Material provided

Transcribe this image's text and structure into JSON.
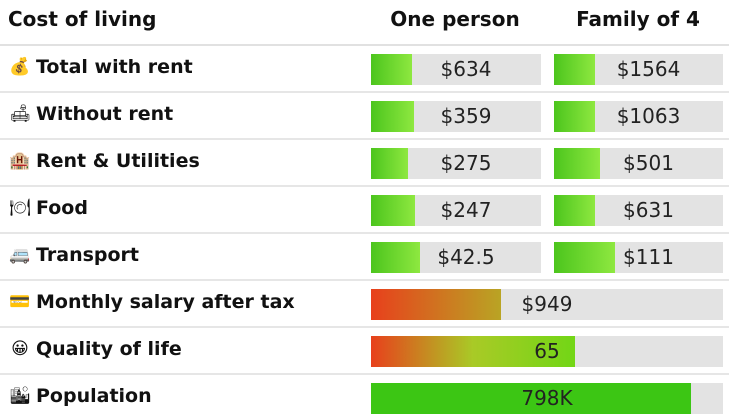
{
  "header": {
    "label": "Cost of living",
    "col_one": "One person",
    "col_family": "Family of 4"
  },
  "rows": [
    {
      "icon": "money-bag-icon",
      "glyph": "💰",
      "label": "Total with rent",
      "one": "$634",
      "one_fill": 0.24,
      "family": "$1564",
      "family_fill": 0.24
    },
    {
      "icon": "sofa-icon",
      "glyph": "🛋",
      "label": "Without rent",
      "one": "$359",
      "one_fill": 0.25,
      "family": "$1063",
      "family_fill": 0.24
    },
    {
      "icon": "hotel-icon",
      "glyph": "🏨",
      "label": "Rent & Utilities",
      "one": "$275",
      "one_fill": 0.22,
      "family": "$501",
      "family_fill": 0.27
    },
    {
      "icon": "plate-icon",
      "glyph": "🍽",
      "label": "Food",
      "one": "$247",
      "one_fill": 0.26,
      "family": "$631",
      "family_fill": 0.24
    },
    {
      "icon": "bus-icon",
      "glyph": "🚐",
      "label": "Transport",
      "one": "$42.5",
      "one_fill": 0.29,
      "family": "$111",
      "family_fill": 0.36
    }
  ],
  "wide_rows": [
    {
      "icon": "credit-card-icon",
      "glyph": "💳",
      "label": "Monthly salary after tax",
      "value": "$949",
      "fill": 0.37,
      "style": "orange"
    },
    {
      "icon": "smiley-icon",
      "glyph": "😀",
      "label": "Quality of life",
      "value": "65",
      "fill": 0.58,
      "style": "rg"
    },
    {
      "icon": "city-icon",
      "glyph": "🏙",
      "label": "Population",
      "value": "798K",
      "fill": 0.91,
      "style": "green"
    }
  ]
}
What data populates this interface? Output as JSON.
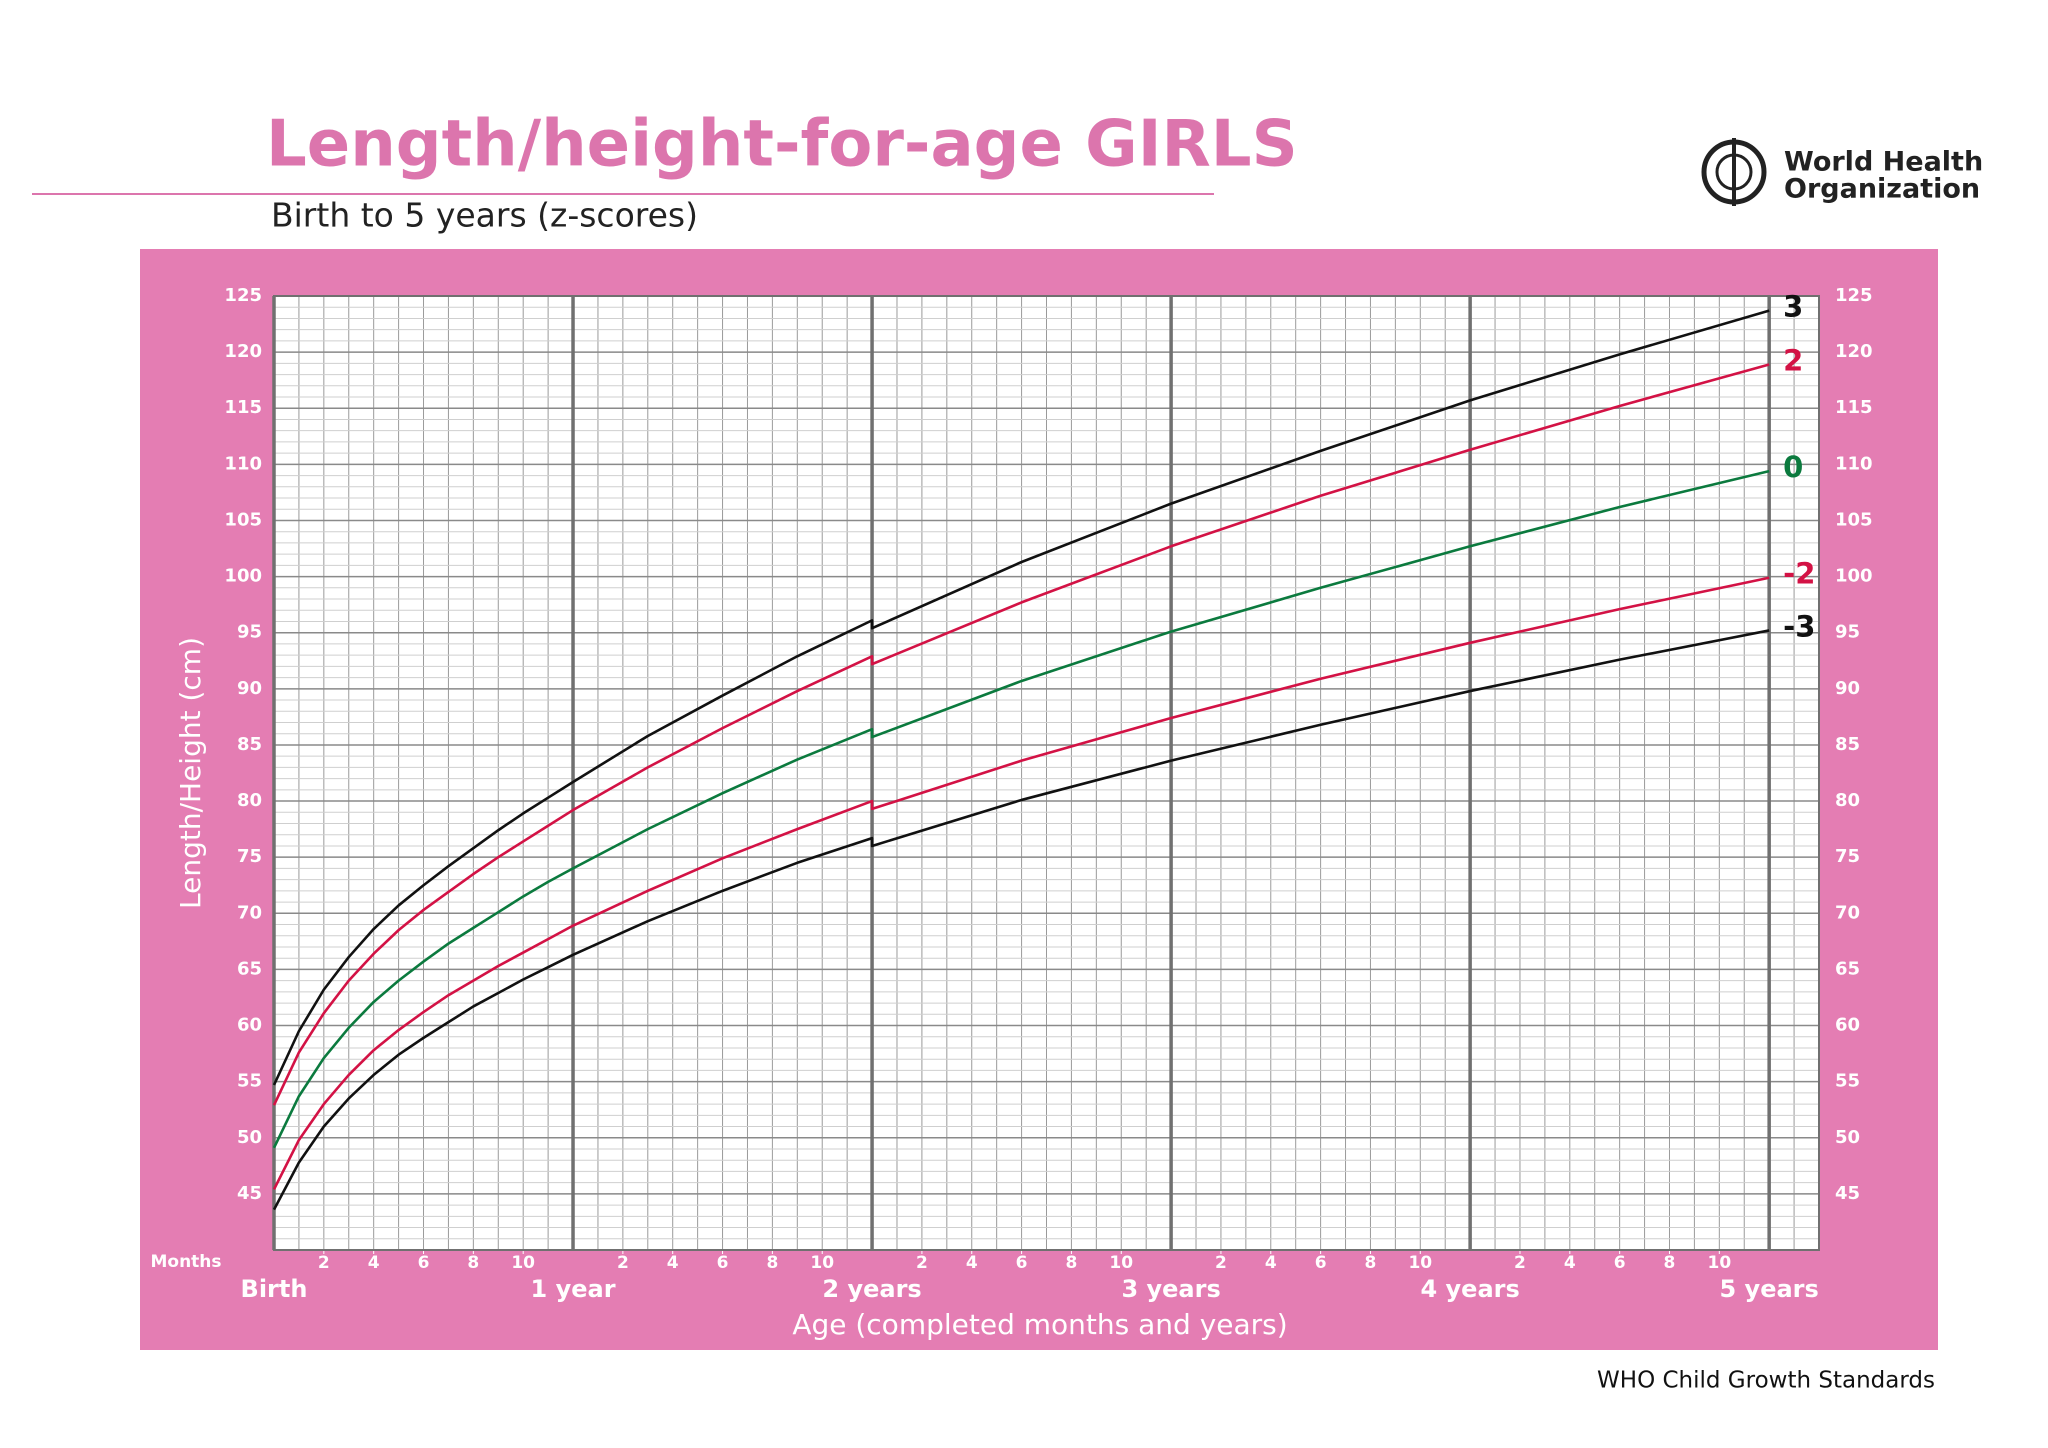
{
  "chart_data": {
    "type": "line",
    "title": "Length/height-for-age GIRLS",
    "subtitle": "Birth to 5 years (z-scores)",
    "organization": [
      "World Health",
      "Organization"
    ],
    "footer": "WHO Child Growth Standards",
    "ylabel": "Length/Height (cm)",
    "xlabel": "Age (completed months and years)",
    "x_minor_label": "Months",
    "x": [
      0,
      1,
      2,
      3,
      4,
      5,
      6,
      7,
      8,
      9,
      10,
      11,
      12,
      15,
      18,
      21,
      24,
      24,
      30,
      36,
      42,
      48,
      54,
      60
    ],
    "series": [
      {
        "name": "3",
        "color": "#111111",
        "values": [
          54.7,
          59.5,
          63.2,
          66.1,
          68.6,
          70.7,
          72.5,
          74.2,
          75.8,
          77.4,
          78.9,
          80.3,
          81.7,
          85.8,
          89.4,
          92.9,
          96.1,
          95.4,
          101.3,
          106.5,
          111.2,
          115.7,
          119.8,
          123.7
        ]
      },
      {
        "name": "2",
        "color": "#d31245",
        "values": [
          52.9,
          57.6,
          61.1,
          64.0,
          66.4,
          68.5,
          70.3,
          71.9,
          73.5,
          75.0,
          76.4,
          77.8,
          79.2,
          83.0,
          86.5,
          89.8,
          92.9,
          92.2,
          97.7,
          102.7,
          107.2,
          111.3,
          115.2,
          118.9
        ]
      },
      {
        "name": "0",
        "color": "#0b7a3e",
        "values": [
          49.1,
          53.7,
          57.1,
          59.8,
          62.1,
          64.0,
          65.7,
          67.3,
          68.7,
          70.1,
          71.5,
          72.8,
          74.0,
          77.5,
          80.7,
          83.7,
          86.4,
          85.7,
          90.7,
          95.1,
          99.0,
          102.7,
          106.2,
          109.4
        ]
      },
      {
        "name": "-2",
        "color": "#d31245",
        "values": [
          45.4,
          49.8,
          53.0,
          55.6,
          57.8,
          59.6,
          61.2,
          62.7,
          64.0,
          65.3,
          66.5,
          67.7,
          68.9,
          72.0,
          74.9,
          77.5,
          80.0,
          79.3,
          83.6,
          87.4,
          90.9,
          94.1,
          97.1,
          99.9
        ]
      },
      {
        "name": "-3",
        "color": "#111111",
        "values": [
          43.6,
          47.8,
          51.0,
          53.5,
          55.6,
          57.4,
          58.9,
          60.3,
          61.7,
          62.9,
          64.1,
          65.2,
          66.3,
          69.3,
          72.0,
          74.5,
          76.7,
          76.0,
          80.1,
          83.6,
          86.8,
          89.8,
          92.6,
          95.2
        ]
      }
    ],
    "xlim": [
      0,
      62
    ],
    "ylim": [
      40,
      125
    ],
    "yticks": [
      45,
      50,
      55,
      60,
      65,
      70,
      75,
      80,
      85,
      90,
      95,
      100,
      105,
      110,
      115,
      120,
      125
    ],
    "xticks": [
      {
        "value": 2,
        "label": "2"
      },
      {
        "value": 4,
        "label": "4"
      },
      {
        "value": 6,
        "label": "6"
      },
      {
        "value": 8,
        "label": "8"
      },
      {
        "value": 10,
        "label": "10"
      },
      {
        "value": 14,
        "label": "2"
      },
      {
        "value": 16,
        "label": "4"
      },
      {
        "value": 18,
        "label": "6"
      },
      {
        "value": 20,
        "label": "8"
      },
      {
        "value": 22,
        "label": "10"
      },
      {
        "value": 26,
        "label": "2"
      },
      {
        "value": 28,
        "label": "4"
      },
      {
        "value": 30,
        "label": "6"
      },
      {
        "value": 32,
        "label": "8"
      },
      {
        "value": 34,
        "label": "10"
      },
      {
        "value": 38,
        "label": "2"
      },
      {
        "value": 40,
        "label": "4"
      },
      {
        "value": 42,
        "label": "6"
      },
      {
        "value": 44,
        "label": "8"
      },
      {
        "value": 46,
        "label": "10"
      },
      {
        "value": 50,
        "label": "2"
      },
      {
        "value": 52,
        "label": "4"
      },
      {
        "value": 54,
        "label": "6"
      },
      {
        "value": 56,
        "label": "8"
      },
      {
        "value": 58,
        "label": "10"
      }
    ],
    "xmajor_ticks": [
      {
        "value": 0,
        "label": "Birth"
      },
      {
        "value": 12,
        "label": "1 year"
      },
      {
        "value": 24,
        "label": "2 years"
      },
      {
        "value": 36,
        "label": "3 years"
      },
      {
        "value": 48,
        "label": "4 years"
      },
      {
        "value": 60,
        "label": "5 years"
      }
    ],
    "grid": true,
    "panel_color": "#e47db3",
    "title_color": "#dc75ad"
  }
}
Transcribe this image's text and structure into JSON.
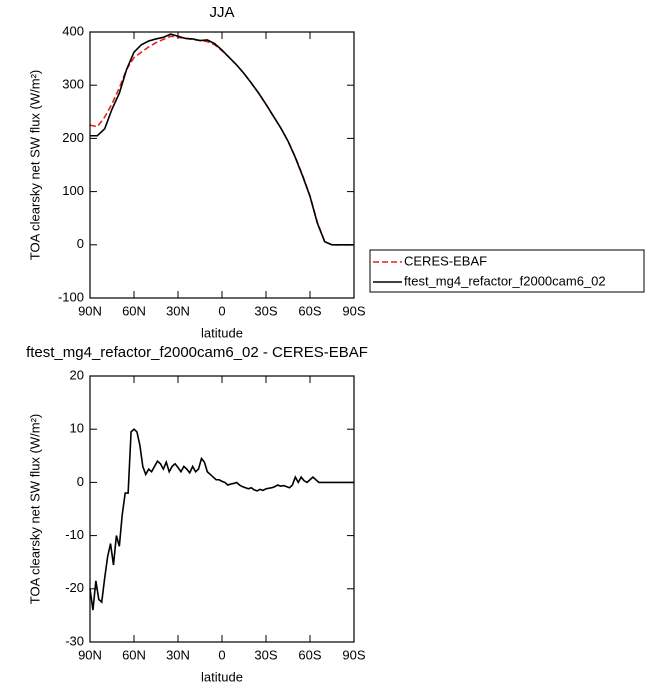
{
  "chart_data": [
    {
      "type": "line",
      "title": "JJA",
      "xlabel": "latitude",
      "ylabel": "TOA clearsky net SW flux (W/m²)",
      "x": [
        90,
        85,
        80,
        75,
        70,
        65,
        60,
        55,
        50,
        45,
        40,
        35,
        30,
        25,
        20,
        15,
        10,
        5,
        0,
        -5,
        -10,
        -15,
        -20,
        -25,
        -30,
        -35,
        -40,
        -45,
        -50,
        -55,
        -60,
        -65,
        -70,
        -75,
        -80,
        -85,
        -90
      ],
      "series": [
        {
          "name": "CERES-EBAF",
          "color": "#e8201c",
          "style": "dashed",
          "values": [
            225,
            222,
            240,
            265,
            295,
            330,
            352,
            362,
            372,
            380,
            386,
            392,
            390,
            388,
            386,
            384,
            382,
            376,
            365,
            352,
            338,
            322,
            304,
            285,
            264,
            242,
            220,
            195,
            165,
            130,
            92,
            42,
            6,
            0,
            0,
            0,
            0
          ]
        },
        {
          "name": "ftest_mg4_refactor_f2000cam6_02",
          "color": "#000000",
          "style": "solid",
          "values": [
            205,
            205,
            218,
            255,
            285,
            330,
            362,
            376,
            383,
            387,
            390,
            396,
            392,
            388,
            387,
            384,
            385,
            378,
            366,
            352,
            338,
            322,
            304,
            285,
            264,
            242,
            220,
            195,
            164,
            129,
            91,
            41,
            6,
            0,
            0,
            0,
            0
          ]
        }
      ],
      "xlim": [
        90,
        -90
      ],
      "xticks": [
        {
          "value": 90,
          "label": "90N"
        },
        {
          "value": 60,
          "label": "60N"
        },
        {
          "value": 30,
          "label": "30N"
        },
        0,
        {
          "value": -30,
          "label": "30S"
        },
        {
          "value": -60,
          "label": "60S"
        },
        {
          "value": -90,
          "label": "90S"
        }
      ],
      "ylim": [
        -100,
        400
      ],
      "yticks": [
        -100,
        0,
        100,
        200,
        300,
        400
      ],
      "legend": "outside-right"
    },
    {
      "type": "line",
      "title": "ftest_mg4_refactor_f2000cam6_02 - CERES-EBAF",
      "xlabel": "latitude",
      "ylabel": "TOA clearsky net SW flux (W/m²)",
      "x": [
        90,
        88,
        86,
        84,
        82,
        80,
        78,
        76,
        74,
        72,
        70,
        68,
        66,
        64,
        62,
        60,
        58,
        56,
        54,
        52,
        50,
        48,
        46,
        44,
        42,
        40,
        38,
        36,
        34,
        32,
        30,
        28,
        26,
        24,
        22,
        20,
        18,
        16,
        14,
        12,
        10,
        8,
        6,
        4,
        2,
        0,
        -2,
        -4,
        -6,
        -8,
        -10,
        -12,
        -14,
        -16,
        -18,
        -20,
        -22,
        -24,
        -26,
        -28,
        -30,
        -32,
        -34,
        -36,
        -38,
        -40,
        -42,
        -44,
        -46,
        -48,
        -50,
        -52,
        -54,
        -56,
        -58,
        -60,
        -62,
        -64,
        -66,
        -68,
        -70,
        -72,
        -74,
        -76,
        -78,
        -80,
        -82,
        -84,
        -86,
        -88,
        -90
      ],
      "series": [
        {
          "color": "#000000",
          "style": "solid",
          "values": [
            -20,
            -24,
            -18.5,
            -22,
            -22.5,
            -18,
            -14,
            -11.5,
            -15.5,
            -10,
            -12,
            -6,
            -2,
            -2,
            9.5,
            10,
            9.5,
            7,
            3,
            1.5,
            2.5,
            2,
            3,
            4,
            3.5,
            2.5,
            3.8,
            2,
            3,
            3.5,
            2.8,
            2,
            3,
            2.5,
            1.8,
            3,
            2,
            2.5,
            4.5,
            3.8,
            2,
            1.5,
            1,
            0.5,
            0.5,
            0.2,
            0,
            -0.5,
            -0.3,
            -0.2,
            0,
            -0.5,
            -0.8,
            -1,
            -1.2,
            -1,
            -1.4,
            -1.6,
            -1.3,
            -1.5,
            -1.2,
            -1.1,
            -1,
            -0.8,
            -0.5,
            -0.7,
            -0.6,
            -0.8,
            -1,
            -0.5,
            1,
            0,
            1,
            0.3,
            0,
            0.5,
            1,
            0.5,
            0,
            0,
            0,
            0,
            0,
            0,
            0,
            0,
            0,
            0,
            0,
            0,
            0
          ]
        }
      ],
      "xlim": [
        90,
        -90
      ],
      "xticks": [
        {
          "value": 90,
          "label": "90N"
        },
        {
          "value": 60,
          "label": "60N"
        },
        {
          "value": 30,
          "label": "30N"
        },
        0,
        {
          "value": -30,
          "label": "30S"
        },
        {
          "value": -60,
          "label": "60S"
        },
        {
          "value": -90,
          "label": "90S"
        }
      ],
      "ylim": [
        -30,
        20
      ],
      "yticks": [
        -30,
        -20,
        -10,
        0,
        10,
        20
      ]
    }
  ]
}
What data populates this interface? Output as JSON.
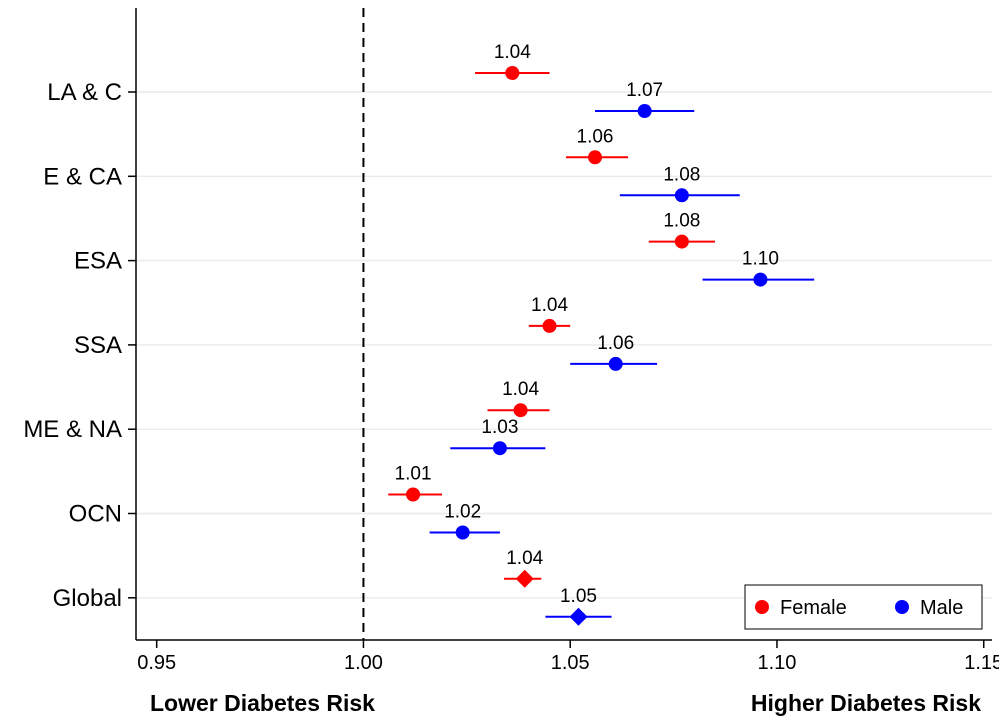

Exercise instructions
From the entries, report each line that includes the word "CERES".

Correct response
          "name": "CERES-EBAF",
      "title": "ftest_mg4_refactor_f2000cam6_02 - CERES-EBAF",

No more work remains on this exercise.